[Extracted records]
— START —
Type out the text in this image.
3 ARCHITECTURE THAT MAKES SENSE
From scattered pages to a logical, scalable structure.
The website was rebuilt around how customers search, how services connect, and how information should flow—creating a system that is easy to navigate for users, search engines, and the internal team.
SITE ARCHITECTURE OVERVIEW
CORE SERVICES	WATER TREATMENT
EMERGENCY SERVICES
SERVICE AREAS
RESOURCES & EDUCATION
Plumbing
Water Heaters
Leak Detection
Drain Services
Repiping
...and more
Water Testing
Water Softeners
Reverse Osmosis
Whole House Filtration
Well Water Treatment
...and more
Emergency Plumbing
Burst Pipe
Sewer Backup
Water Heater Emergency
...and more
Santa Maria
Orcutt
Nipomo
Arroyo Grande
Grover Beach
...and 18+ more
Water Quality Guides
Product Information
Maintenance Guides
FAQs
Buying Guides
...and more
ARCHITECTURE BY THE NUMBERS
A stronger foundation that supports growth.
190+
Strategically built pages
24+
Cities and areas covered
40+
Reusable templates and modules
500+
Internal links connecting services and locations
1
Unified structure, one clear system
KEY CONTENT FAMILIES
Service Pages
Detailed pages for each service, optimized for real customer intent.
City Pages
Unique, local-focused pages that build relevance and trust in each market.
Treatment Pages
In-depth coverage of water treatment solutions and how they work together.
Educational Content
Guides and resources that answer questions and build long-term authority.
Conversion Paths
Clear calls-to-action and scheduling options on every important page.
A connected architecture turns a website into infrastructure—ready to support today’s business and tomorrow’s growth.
— END —
▶ EXERCISE GOAL: Word for word, write out all of the data above.

▶ SOLUTION FOR THIS TASK:
Type out the text in this image.
3 ARCHITECTURE THAT MAKES SENSE
From scattered pages to a logical, scalable structure.
The website was rebuilt around how customers search, how services connect, and how information should flow—creating a system that is easy to navigate for users, search engines, and the internal team.
SITE ARCHITECTURE OVERVIEW
CORE SERVICES	WATER TREATMENT
EMERGENCY SERVICES
SERVICE AREAS
RESOURCES & EDUCATION
Plumbing
Water Heaters
Leak Detection
Drain Services
Repiping
...and more
Water Testing
Water Softeners
Reverse Osmosis
Whole House Filtration
Well Water Treatment
...and more
Emergency Plumbing
Burst Pipe
Sewer Backup
Water Heater Emergency
...and more
Santa Maria
Orcutt
Nipomo
Arroyo Grande
Grover Beach
...and 18+ more
Water Quality Guides
Product Information
Maintenance Guides
FAQs
Buying Guides
...and more
ARCHITECTURE BY THE NUMBERS
A stronger foundation that supports growth.
190+
Strategically built pages
24+
Cities and areas covered
40+
Reusable templates and modules
500+
Internal links connecting services and locations
1
Unified structure, one clear system
KEY CONTENT FAMILIES
Service Pages
Detailed pages for each service, optimized for real customer intent.
City Pages
Unique, local-focused pages that build relevance and trust in each market.
Treatment Pages
In-depth coverage of water treatment solutions and how they work together.
Educational Content
Guides and resources that answer questions and build long-term authority.
Conversion Paths
Clear calls-to-action and scheduling options on every important page.
A connected architecture turns a website into infrastructure—ready to support today’s business and tomorrow’s growth.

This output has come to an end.